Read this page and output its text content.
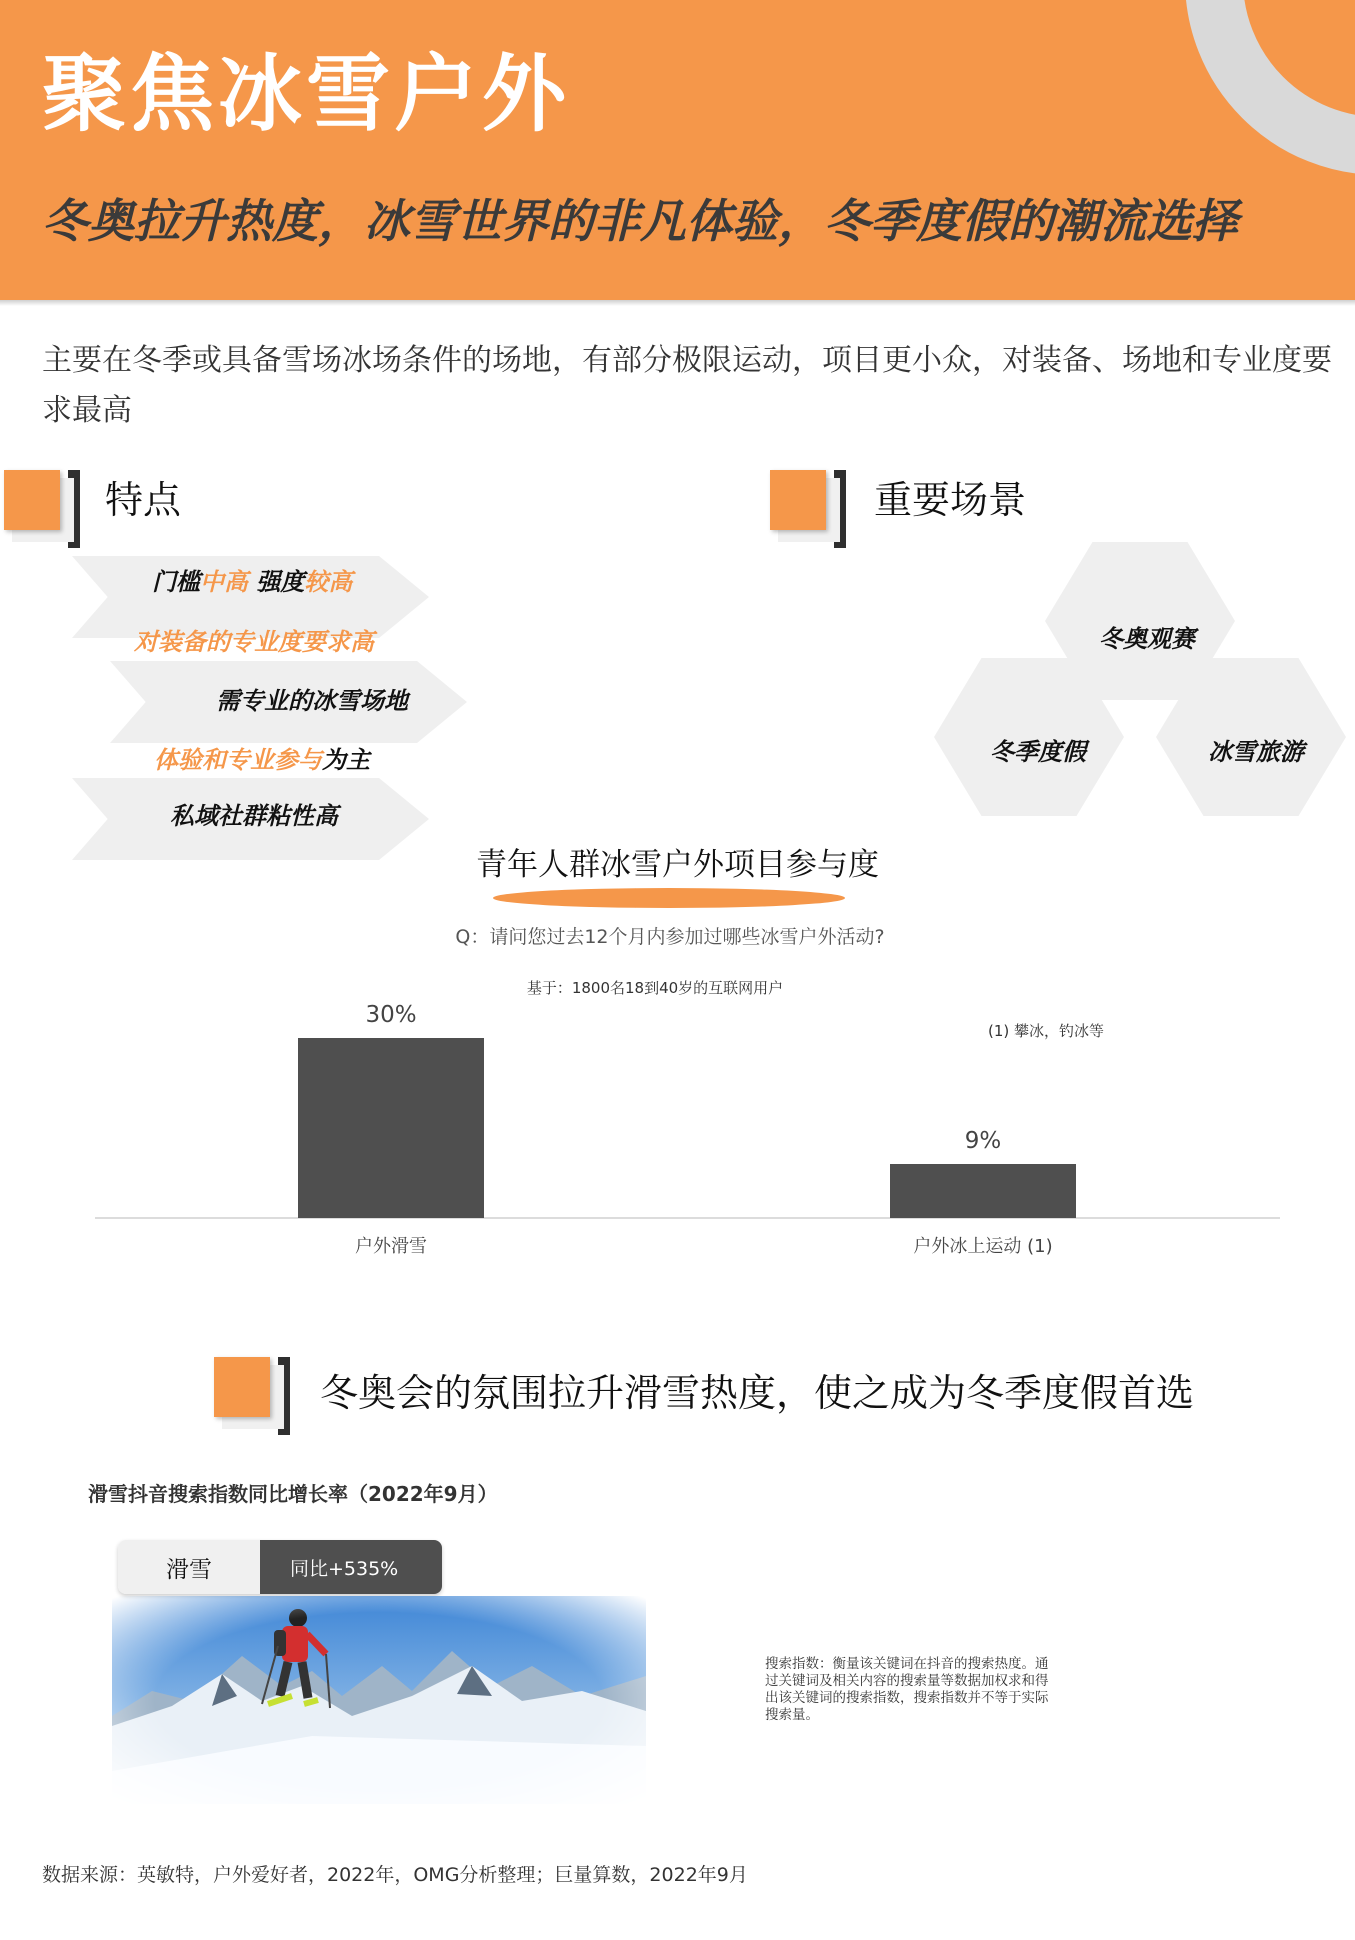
聚焦冰雪户外
冬奥拉升热度，冰雪世界的非凡体验，冬季度假的潮流选择
主要在冬季或具备雪场冰场条件的场地，有部分极限运动，项目更小众，对装备、场地和专业度要求最高
特点	重要场景
门槛中高 强度较高
对装备的专业度要求高
需专业的冰雪场地
体验和专业参与为主
私域社群粘性高
冬奥观赛
冬季度假	冰雪旅游
青年人群冰雪户外项目参与度
Q：请问您过去12个月内参加过哪些冰雪户外活动?
基于：1800名18到40岁的互联网用户
(1) 攀冰，钓冰等
30%
户外滑雪
9%
户外冰上运动 (1)
冬奥会的氛围拉升滑雪热度，使之成为冬季度假首选
滑雪抖音搜索指数同比增长率（2022年9月）
滑雪	同比+535%
搜索指数：衡量该关键词在抖音的搜索热度。通过关键词及相关内容的搜索量等数据加权求和得出该关键词的搜索指数，搜索指数并不等于实际搜索量。
数据来源：英敏特，户外爱好者，2022年，OMG分析整理；巨量算数，2022年9月
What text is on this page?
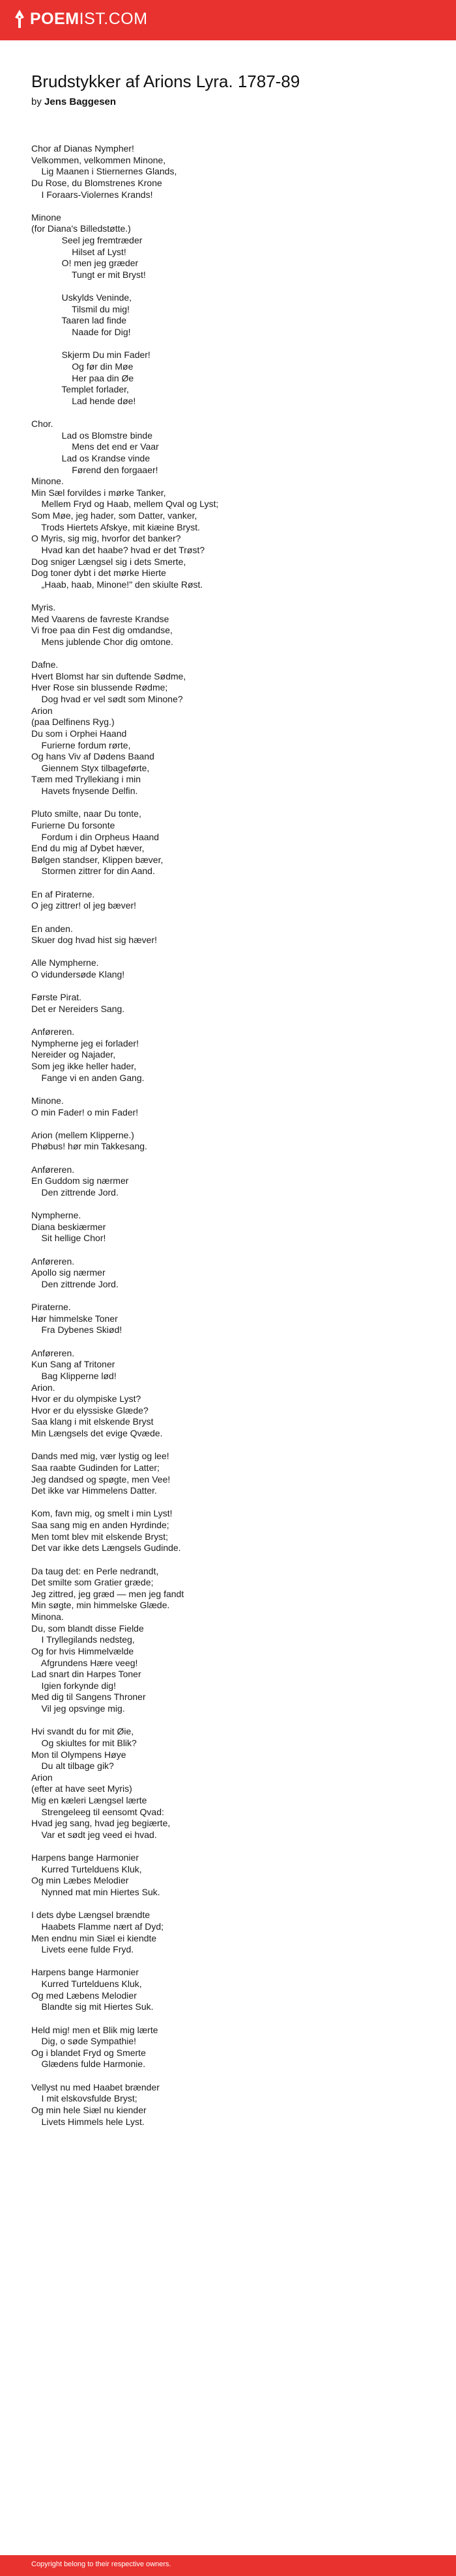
POEM IST.COM
Brudstykker af Arions Lyra. 1787-89
by Jens Baggesen
Chor af Dianas Nympher!
Velkommen, velkommen Minone,
Lig Maanen i Stiernernes Glands,
Du Rose, du Blomstrenes Krone
I Foraars-Violernes Krands!
Minone
(for Diana's Billedstøtte.)
Seel jeg fremtræder
Hilset af Lyst!
O! men jeg græder
Tungt er mit Bryst!
Uskylds Veninde,
Tilsmil du mig!
Taaren lad finde
Naade for Dig!
Skjerm Du min Fader!
Og før din Møe
Her paa din Øe
Templet forlader,
Lad hende døe!
Chor.
Lad os Blomstre binde
Mens det end er Vaar
Lad os Krandse vinde
Førend den forgaaer!
Minone.
Min Sæl forvildes i mørke Tanker,
Mellem Fryd og Haab, mellem Qval og Lyst;
Som Møe, jeg hader, som Datter, vanker,
Trods Hiertets Afskye, mit kiæine Bryst.
O Myris, sig mig, hvorfor det banker?
Hvad kan det haabe? hvad er det Trøst?
Dog sniger Længsel sig i dets Smerte,
Dog toner dybt i det mørke Hierte
„Haab, haab, Minone!" den skiulte Røst.
Myris.
Med Vaarens de favreste Krandse
Vi froe paa din Fest dig omdandse,
Mens jublende Chor dig omtone.
Dafne.
Hvert Blomst har sin duftende Sødme,
Hver Rose sin blussende Rødme;
Dog hvad er vel sødt som Minone?
Arion
(paa Delfinens Ryg.)
Du som i Orphei Haand
Furierne fordum rørte,
Og hans Viv af Dødens Baand
Giennem Styx tilbageførte,
Tæm med Tryllekiang i min
Havets fnysende Delfin.
Pluto smilte, naar Du tonte,
Furierne Du forsonte
Fordum i din Orpheus Haand
End du mig af Dybet hæver,
Bølgen standser, Klippen bæver,
Stormen zittrer for din Aand.
En af Piraterne.
O jeg zittrer! ol jeg bæver!
En anden.
Skuer dog hvad hist sig hæver!
Alle Nympherne.
O vidundersøde Klang!
Første Pirat.
Det er Nereiders Sang.
Anføreren.
Nympherne jeg ei forlader!
Nereider og Najader,
Som jeg ikke heller hader,
Fange vi en anden Gang.
Minone.
O min Fader! o min Fader!
Arion (mellem Klipperne.)
Phøbus! hør min Takkesang.
Anføreren.
En Guddom sig nærmer
Den zittrende Jord.
Nympherne.
Diana beskiærmer
Sit hellige Chor!
Anføreren.
Apollo sig nærmer
Den zittrende Jord.
Piraterne.
Hør himmelske Toner
Fra Dybenes Skiød!
Anføreren.
Kun Sang af Tritoner
Bag Klipperne lød!
Arion.
Hvor er du olympiske Lyst?
Hvor er du elyssiske Glæde?
Saa klang i mit elskende Bryst
Min Længsels det evige Qvæde.
Dands med mig, vær lystig og lee!
Saa raabte Gudinden for Latter;
Jeg dandsed og spøgte, men Vee!
Det ikke var Himmelens Datter.
Kom, favn mig, og smelt i min Lyst!
Saa sang mig en anden Hyrdinde;
Men tomt blev mit elskende Bryst;
Det var ikke dets Længsels Gudinde.
Da taug det: en Perle nedrandt,
Det smilte som Gratier græde;
Jeg zittred, jeg græd — men jeg fandt
Min søgte, min himmelske Glæde.
Minona.
Du, som blandt disse Fielde
I Tryllegilands nedsteg,
Og for hvis Himmelvælde
Afgrundens Hære veeg!
Lad snart din Harpes Toner
Igien forkynde dig!
Med dig til Sangens Throner
Vil jeg opsvinge mig.
Hvi svandt du for mit Øie,
Og skiultes for mit Blik?
Mon til Olympens Høye
Du alt tilbage gik?
Arion
(efter at have seet Myris)
Mig en kæleri Længsel lærte
Strengeleeg til eensomt Qvad:
Hvad jeg sang, hvad jeg begiærte,
Var et sødt jeg veed ei hvad.
Harpens bange Harmonier
Kurred Turtelduens Kluk,
Og min Læbes Melodier
Nynned mat min Hiertes Suk.
I dets dybe Længsel brændte
Haabets Flamme nært af Dyd;
Men endnu min Siæl ei kiendte
Livets eene fulde Fryd.
Harpens bange Harmonier
Kurred Turtelduens Kluk,
Og med Læbens Melodier
Blandte sig mit Hiertes Suk.
Held mig! men et Blik mig lærte
Dig, o søde Sympathie!
Og i blandet Fryd og Smerte
Glædens fulde Harmonie.
Vellyst nu med Haabet brænder
I mit elskovsfulde Bryst;
Og min hele Siæl nu kiender
Livets Himmels hele Lyst.
Copyright belong to their respective owners.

▬▬▬▬▬▬

• [Written request]: Pictures are not part of the copy; reproduce everything else in the records exactly.

• [Result for this exercise]:
Read this page and output its text content.
聚焦冰雪户外
冬奥拉升热度，冰雪世界的非凡体验，冬季度假的潮流选择
主要在冬季或具备雪场冰场条件的场地，有部分极限运动，项目更小众，对装备、场地和专业度要求最高
特点	重要场景
门槛中高 强度较高
对装备的专业度要求高
需专业的冰雪场地
体验和专业参与为主
私域社群粘性高
冬奥观赛
冬季度假	冰雪旅游
青年人群冰雪户外项目参与度
Q：请问您过去12个月内参加过哪些冰雪户外活动?
基于：1800名18到40岁的互联网用户
(1) 攀冰，钓冰等
30%
户外滑雪
9%
户外冰上运动 (1)
冬奥会的氛围拉升滑雪热度，使之成为冬季度假首选
滑雪抖音搜索指数同比增长率（2022年9月）
滑雪	同比+535%
搜索指数：衡量该关键词在抖音的搜索热度。通过关键词及相关内容的搜索量等数据加权求和得出该关键词的搜索指数，搜索指数并不等于实际搜索量。
数据来源：英敏特，户外爱好者，2022年，OMG分析整理；巨量算数，2022年9月
What text is on this page?
POEM IST.COM
Brudstykker af Arions Lyra. 1787-89
by Jens Baggesen
Chor af Dianas Nympher!
Velkommen, velkommen Minone,
Lig Maanen i Stiernernes Glands,
Du Rose, du Blomstrenes Krone
I Foraars-Violernes Krands!
Minone
(for Diana's Billedstøtte.)
Seel jeg fremtræder
Hilset af Lyst!
O! men jeg græder
Tungt er mit Bryst!
Uskylds Veninde,
Tilsmil du mig!
Taaren lad finde
Naade for Dig!
Skjerm Du min Fader!
Og før din Møe
Her paa din Øe
Templet forlader,
Lad hende døe!
Chor.
Lad os Blomstre binde
Mens det end er Vaar
Lad os Krandse vinde
Førend den forgaaer!
Minone.
Min Sæl forvildes i mørke Tanker,
Mellem Fryd og Haab, mellem Qval og Lyst;
Som Møe, jeg hader, som Datter, vanker,
Trods Hiertets Afskye, mit kiæine Bryst.
O Myris, sig mig, hvorfor det banker?
Hvad kan det haabe? hvad er det Trøst?
Dog sniger Længsel sig i dets Smerte,
Dog toner dybt i det mørke Hierte
„Haab, haab, Minone!" den skiulte Røst.
Myris.
Med Vaarens de favreste Krandse
Vi froe paa din Fest dig omdandse,
Mens jublende Chor dig omtone.
Dafne.
Hvert Blomst har sin duftende Sødme,
Hver Rose sin blussende Rødme;
Dog hvad er vel sødt som Minone?
Arion
(paa Delfinens Ryg.)
Du som i Orphei Haand
Furierne fordum rørte,
Og hans Viv af Dødens Baand
Giennem Styx tilbageførte,
Tæm med Tryllekiang i min
Havets fnysende Delfin.
Pluto smilte, naar Du tonte,
Furierne Du forsonte
Fordum i din Orpheus Haand
End du mig af Dybet hæver,
Bølgen standser, Klippen bæver,
Stormen zittrer for din Aand.
En af Piraterne.
O jeg zittrer! ol jeg bæver!
En anden.
Skuer dog hvad hist sig hæver!
Alle Nympherne.
O vidundersøde Klang!
Første Pirat.
Det er Nereiders Sang.
Anføreren.
Nympherne jeg ei forlader!
Nereider og Najader,
Som jeg ikke heller hader,
Fange vi en anden Gang.
Minone.
O min Fader! o min Fader!
Arion (mellem Klipperne.)
Phøbus! hør min Takkesang.
Anføreren.
En Guddom sig nærmer
Den zittrende Jord.
Nympherne.
Diana beskiærmer
Sit hellige Chor!
Anføreren.
Apollo sig nærmer
Den zittrende Jord.
Piraterne.
Hør himmelske Toner
Fra Dybenes Skiød!
Anføreren.
Kun Sang af Tritoner
Bag Klipperne lød!
Arion.
Hvor er du olympiske Lyst?
Hvor er du elyssiske Glæde?
Saa klang i mit elskende Bryst
Min Længsels det evige Qvæde.
Dands med mig, vær lystig og lee!
Saa raabte Gudinden for Latter;
Jeg dandsed og spøgte, men Vee!
Det ikke var Himmelens Datter.
Kom, favn mig, og smelt i min Lyst!
Saa sang mig en anden Hyrdinde;
Men tomt blev mit elskende Bryst;
Det var ikke dets Længsels Gudinde.
Da taug det: en Perle nedrandt,
Det smilte som Gratier græde;
Jeg zittred, jeg græd — men jeg fandt
Min søgte, min himmelske Glæde.
Minona.
Du, som blandt disse Fielde
I Tryllegilands nedsteg,
Og for hvis Himmelvælde
Afgrundens Hære veeg!
Lad snart din Harpes Toner
Igien forkynde dig!
Med dig til Sangens Throner
Vil jeg opsvinge mig.
Hvi svandt du for mit Øie,
Og skiultes for mit Blik?
Mon til Olympens Høye
Du alt tilbage gik?
Arion
(efter at have seet Myris)
Mig en kæleri Længsel lærte
Strengeleeg til eensomt Qvad:
Hvad jeg sang, hvad jeg begiærte,
Var et sødt jeg veed ei hvad.
Harpens bange Harmonier
Kurred Turtelduens Kluk,
Og min Læbes Melodier
Nynned mat min Hiertes Suk.
I dets dybe Længsel brændte
Haabets Flamme nært af Dyd;
Men endnu min Siæl ei kiendte
Livets eene fulde Fryd.
Harpens bange Harmonier
Kurred Turtelduens Kluk,
Og med Læbens Melodier
Blandte sig mit Hiertes Suk.
Held mig! men et Blik mig lærte
Dig, o søde Sympathie!
Og i blandet Fryd og Smerte
Glædens fulde Harmonie.
Vellyst nu med Haabet brænder
I mit elskovsfulde Bryst;
Og min hele Siæl nu kiender
Livets Himmels hele Lyst.
Copyright belong to their respective owners.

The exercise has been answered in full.